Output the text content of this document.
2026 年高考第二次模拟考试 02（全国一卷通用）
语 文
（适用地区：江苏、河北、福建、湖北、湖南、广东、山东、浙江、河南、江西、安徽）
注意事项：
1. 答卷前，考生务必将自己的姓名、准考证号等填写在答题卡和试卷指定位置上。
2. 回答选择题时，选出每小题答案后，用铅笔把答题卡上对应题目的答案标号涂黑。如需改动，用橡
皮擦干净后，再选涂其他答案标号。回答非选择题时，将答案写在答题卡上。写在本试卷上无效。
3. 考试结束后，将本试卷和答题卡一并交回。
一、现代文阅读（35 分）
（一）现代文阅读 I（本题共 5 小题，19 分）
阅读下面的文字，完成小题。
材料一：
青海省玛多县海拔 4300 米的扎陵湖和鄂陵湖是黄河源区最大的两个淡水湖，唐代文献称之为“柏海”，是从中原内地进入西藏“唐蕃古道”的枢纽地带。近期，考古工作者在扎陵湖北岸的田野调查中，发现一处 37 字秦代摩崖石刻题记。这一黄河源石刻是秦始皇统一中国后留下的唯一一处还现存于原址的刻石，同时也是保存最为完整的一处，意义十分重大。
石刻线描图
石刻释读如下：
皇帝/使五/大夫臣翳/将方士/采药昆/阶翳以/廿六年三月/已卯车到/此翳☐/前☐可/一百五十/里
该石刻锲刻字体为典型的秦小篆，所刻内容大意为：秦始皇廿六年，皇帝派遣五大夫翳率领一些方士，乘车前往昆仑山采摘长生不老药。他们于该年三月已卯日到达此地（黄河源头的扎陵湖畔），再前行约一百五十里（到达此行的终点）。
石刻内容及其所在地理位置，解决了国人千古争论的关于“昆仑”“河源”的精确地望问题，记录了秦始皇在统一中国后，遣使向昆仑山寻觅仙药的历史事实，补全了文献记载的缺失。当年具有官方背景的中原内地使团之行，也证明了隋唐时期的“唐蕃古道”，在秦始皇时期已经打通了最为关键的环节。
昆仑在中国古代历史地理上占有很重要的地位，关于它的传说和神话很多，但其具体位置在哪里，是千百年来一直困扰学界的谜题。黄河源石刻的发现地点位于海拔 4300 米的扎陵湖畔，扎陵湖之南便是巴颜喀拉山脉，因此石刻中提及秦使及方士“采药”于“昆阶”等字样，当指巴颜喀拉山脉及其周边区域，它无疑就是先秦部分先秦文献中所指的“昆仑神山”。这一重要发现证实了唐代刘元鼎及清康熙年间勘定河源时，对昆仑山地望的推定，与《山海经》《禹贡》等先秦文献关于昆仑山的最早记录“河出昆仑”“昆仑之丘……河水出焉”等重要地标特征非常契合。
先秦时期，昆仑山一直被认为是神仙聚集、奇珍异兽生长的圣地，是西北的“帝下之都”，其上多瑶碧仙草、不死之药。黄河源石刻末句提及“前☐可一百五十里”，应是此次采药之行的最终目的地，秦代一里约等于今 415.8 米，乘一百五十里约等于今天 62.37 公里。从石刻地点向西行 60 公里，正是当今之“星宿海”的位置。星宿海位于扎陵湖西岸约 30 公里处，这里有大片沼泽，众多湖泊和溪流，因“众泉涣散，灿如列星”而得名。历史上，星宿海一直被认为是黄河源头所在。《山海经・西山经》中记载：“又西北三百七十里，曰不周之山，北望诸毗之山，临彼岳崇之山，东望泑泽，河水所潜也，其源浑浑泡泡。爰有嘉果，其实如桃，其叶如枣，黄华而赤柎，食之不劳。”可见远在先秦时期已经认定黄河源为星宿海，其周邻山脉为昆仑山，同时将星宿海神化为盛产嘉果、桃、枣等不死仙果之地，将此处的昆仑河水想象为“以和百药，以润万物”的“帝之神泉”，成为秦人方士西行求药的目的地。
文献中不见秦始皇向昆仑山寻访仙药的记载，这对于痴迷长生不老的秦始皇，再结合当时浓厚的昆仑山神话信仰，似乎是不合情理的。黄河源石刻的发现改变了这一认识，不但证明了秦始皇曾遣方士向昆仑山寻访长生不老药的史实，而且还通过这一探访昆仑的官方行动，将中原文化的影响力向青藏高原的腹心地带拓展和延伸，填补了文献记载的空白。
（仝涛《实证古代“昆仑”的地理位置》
──────────────────────────────
Your objective
Make an exact copy of the listing, including every line.

Result of the exercise
Output the text content of this document.
2026 年高考第二次模拟考试 02（全国一卷通用）
语 文
（适用地区：江苏、河北、福建、湖北、湖南、广东、山东、浙江、河南、江西、安徽）
注意事项：
1. 答卷前，考生务必将自己的姓名、准考证号等填写在答题卡和试卷指定位置上。
2. 回答选择题时，选出每小题答案后，用铅笔把答题卡上对应题目的答案标号涂黑。如需改动，用橡
皮擦干净后，再选涂其他答案标号。回答非选择题时，将答案写在答题卡上。写在本试卷上无效。
3. 考试结束后，将本试卷和答题卡一并交回。
一、现代文阅读（35 分）
（一）现代文阅读 I（本题共 5 小题，19 分）
阅读下面的文字，完成小题。
材料一：
青海省玛多县海拔 4300 米的扎陵湖和鄂陵湖是黄河源区最大的两个淡水湖，唐代文献称之为“柏海”，是从中原内地进入西藏“唐蕃古道”的枢纽地带。近期，考古工作者在扎陵湖北岸的田野调查中，发现一处 37 字秦代摩崖石刻题记。这一黄河源石刻是秦始皇统一中国后留下的唯一一处还现存于原址的刻石，同时也是保存最为完整的一处，意义十分重大。
石刻线描图
石刻释读如下：
皇帝/使五/大夫臣翳/将方士/采药昆/阶翳以/廿六年三月/已卯车到/此翳☐/前☐可/一百五十/里
该石刻锲刻字体为典型的秦小篆，所刻内容大意为：秦始皇廿六年，皇帝派遣五大夫翳率领一些方士，乘车前往昆仑山采摘长生不老药。他们于该年三月已卯日到达此地（黄河源头的扎陵湖畔），再前行约一百五十里（到达此行的终点）。
石刻内容及其所在地理位置，解决了国人千古争论的关于“昆仑”“河源”的精确地望问题，记录了秦始皇在统一中国后，遣使向昆仑山寻觅仙药的历史事实，补全了文献记载的缺失。当年具有官方背景的中原内地使团之行，也证明了隋唐时期的“唐蕃古道”，在秦始皇时期已经打通了最为关键的环节。
昆仑在中国古代历史地理上占有很重要的地位，关于它的传说和神话很多，但其具体位置在哪里，是千百年来一直困扰学界的谜题。黄河源石刻的发现地点位于海拔 4300 米的扎陵湖畔，扎陵湖之南便是巴颜喀拉山脉，因此石刻中提及秦使及方士“采药”于“昆阶”等字样，当指巴颜喀拉山脉及其周边区域，它无疑就是先秦部分先秦文献中所指的“昆仑神山”。这一重要发现证实了唐代刘元鼎及清康熙年间勘定河源时，对昆仑山地望的推定，与《山海经》《禹贡》等先秦文献关于昆仑山的最早记录“河出昆仑”“昆仑之丘……河水出焉”等重要地标特征非常契合。
先秦时期，昆仑山一直被认为是神仙聚集、奇珍异兽生长的圣地，是西北的“帝下之都”，其上多瑶碧仙草、不死之药。黄河源石刻末句提及“前☐可一百五十里”，应是此次采药之行的最终目的地，秦代一里约等于今 415.8 米，乘一百五十里约等于今天 62.37 公里。从石刻地点向西行 60 公里，正是当今之“星宿海”的位置。星宿海位于扎陵湖西岸约 30 公里处，这里有大片沼泽，众多湖泊和溪流，因“众泉涣散，灿如列星”而得名。历史上，星宿海一直被认为是黄河源头所在。《山海经・西山经》中记载：“又西北三百七十里，曰不周之山，北望诸毗之山，临彼岳崇之山，东望泑泽，河水所潜也，其源浑浑泡泡。爰有嘉果，其实如桃，其叶如枣，黄华而赤柎，食之不劳。”可见远在先秦时期已经认定黄河源为星宿海，其周邻山脉为昆仑山，同时将星宿海神化为盛产嘉果、桃、枣等不死仙果之地，将此处的昆仑河水想象为“以和百药，以润万物”的“帝之神泉”，成为秦人方士西行求药的目的地。
文献中不见秦始皇向昆仑山寻访仙药的记载，这对于痴迷长生不老的秦始皇，再结合当时浓厚的昆仑山神话信仰，似乎是不合情理的。黄河源石刻的发现改变了这一认识，不但证明了秦始皇曾遣方士向昆仑山寻访长生不老药的史实，而且还通过这一探访昆仑的官方行动，将中原文化的影响力向青藏高原的腹心地带拓展和延伸，填补了文献记载的空白。
（仝涛《实证古代“昆仑”的地理位置》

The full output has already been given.